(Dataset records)
--- start ---

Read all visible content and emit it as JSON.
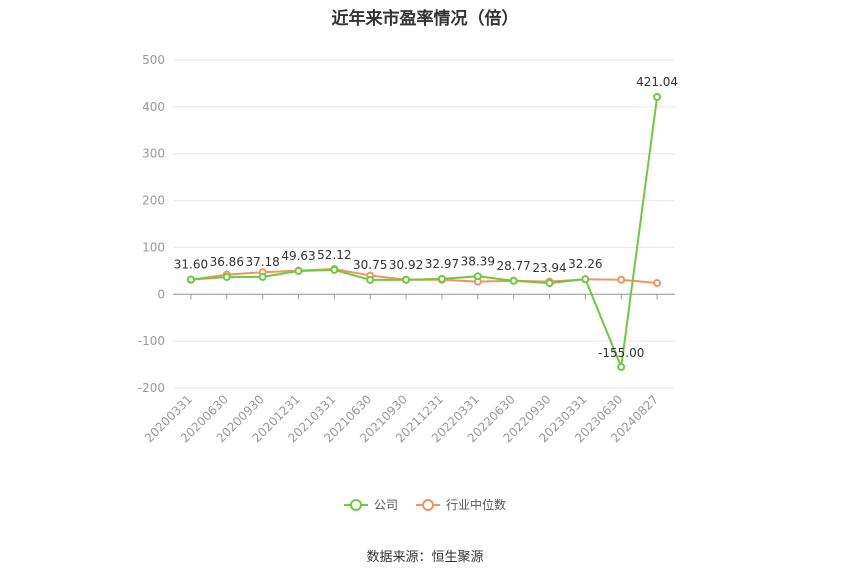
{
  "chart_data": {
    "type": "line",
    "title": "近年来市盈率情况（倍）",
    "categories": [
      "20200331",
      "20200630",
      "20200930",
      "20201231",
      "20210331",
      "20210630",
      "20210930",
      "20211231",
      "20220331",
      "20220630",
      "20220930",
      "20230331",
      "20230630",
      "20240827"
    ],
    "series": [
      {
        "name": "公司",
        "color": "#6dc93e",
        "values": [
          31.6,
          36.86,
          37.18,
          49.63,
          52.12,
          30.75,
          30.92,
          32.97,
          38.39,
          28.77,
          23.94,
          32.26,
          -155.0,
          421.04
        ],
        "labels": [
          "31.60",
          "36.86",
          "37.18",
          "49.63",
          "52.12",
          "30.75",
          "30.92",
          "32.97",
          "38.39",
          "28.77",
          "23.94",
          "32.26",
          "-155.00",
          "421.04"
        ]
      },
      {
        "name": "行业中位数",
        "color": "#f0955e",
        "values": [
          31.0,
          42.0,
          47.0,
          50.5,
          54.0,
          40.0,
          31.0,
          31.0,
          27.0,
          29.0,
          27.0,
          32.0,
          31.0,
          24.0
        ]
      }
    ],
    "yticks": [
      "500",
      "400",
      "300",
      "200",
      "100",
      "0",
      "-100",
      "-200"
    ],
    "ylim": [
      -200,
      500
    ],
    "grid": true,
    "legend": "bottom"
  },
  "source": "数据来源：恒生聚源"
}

--- end ---
--- start ---

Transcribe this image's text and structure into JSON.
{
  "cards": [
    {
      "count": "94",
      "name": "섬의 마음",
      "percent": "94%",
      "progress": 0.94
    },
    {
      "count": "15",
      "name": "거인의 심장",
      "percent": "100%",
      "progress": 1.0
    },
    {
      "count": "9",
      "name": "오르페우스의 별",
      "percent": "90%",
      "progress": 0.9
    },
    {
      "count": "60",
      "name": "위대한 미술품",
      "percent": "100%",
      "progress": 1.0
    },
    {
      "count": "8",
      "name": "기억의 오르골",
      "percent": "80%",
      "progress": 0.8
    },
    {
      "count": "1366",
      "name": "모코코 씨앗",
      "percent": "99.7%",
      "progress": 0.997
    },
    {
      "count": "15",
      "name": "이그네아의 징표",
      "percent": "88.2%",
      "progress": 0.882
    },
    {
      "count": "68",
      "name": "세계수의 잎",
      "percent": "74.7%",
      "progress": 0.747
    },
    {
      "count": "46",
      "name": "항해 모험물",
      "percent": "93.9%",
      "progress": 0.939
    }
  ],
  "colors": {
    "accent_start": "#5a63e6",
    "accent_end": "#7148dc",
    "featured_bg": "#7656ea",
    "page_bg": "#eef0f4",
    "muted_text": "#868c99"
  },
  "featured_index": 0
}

--- end ---

_TASK TO CARRY OUT_: Scan the lines for the string "name". Pick out every line that has it.

_WRITTEN RESPONSE_:
        "name": "公司",
        "name": "行业中位数",
      "name": "섬의 마음",
      "name": "거인의 심장",
      "name": "오르페우스의 별",
      "name": "위대한 미술품",
      "name": "기억의 오르골",
      "name": "모코코 씨앗",
      "name": "이그네아의 징표",
      "name": "세계수의 잎",
      "name": "항해 모험물",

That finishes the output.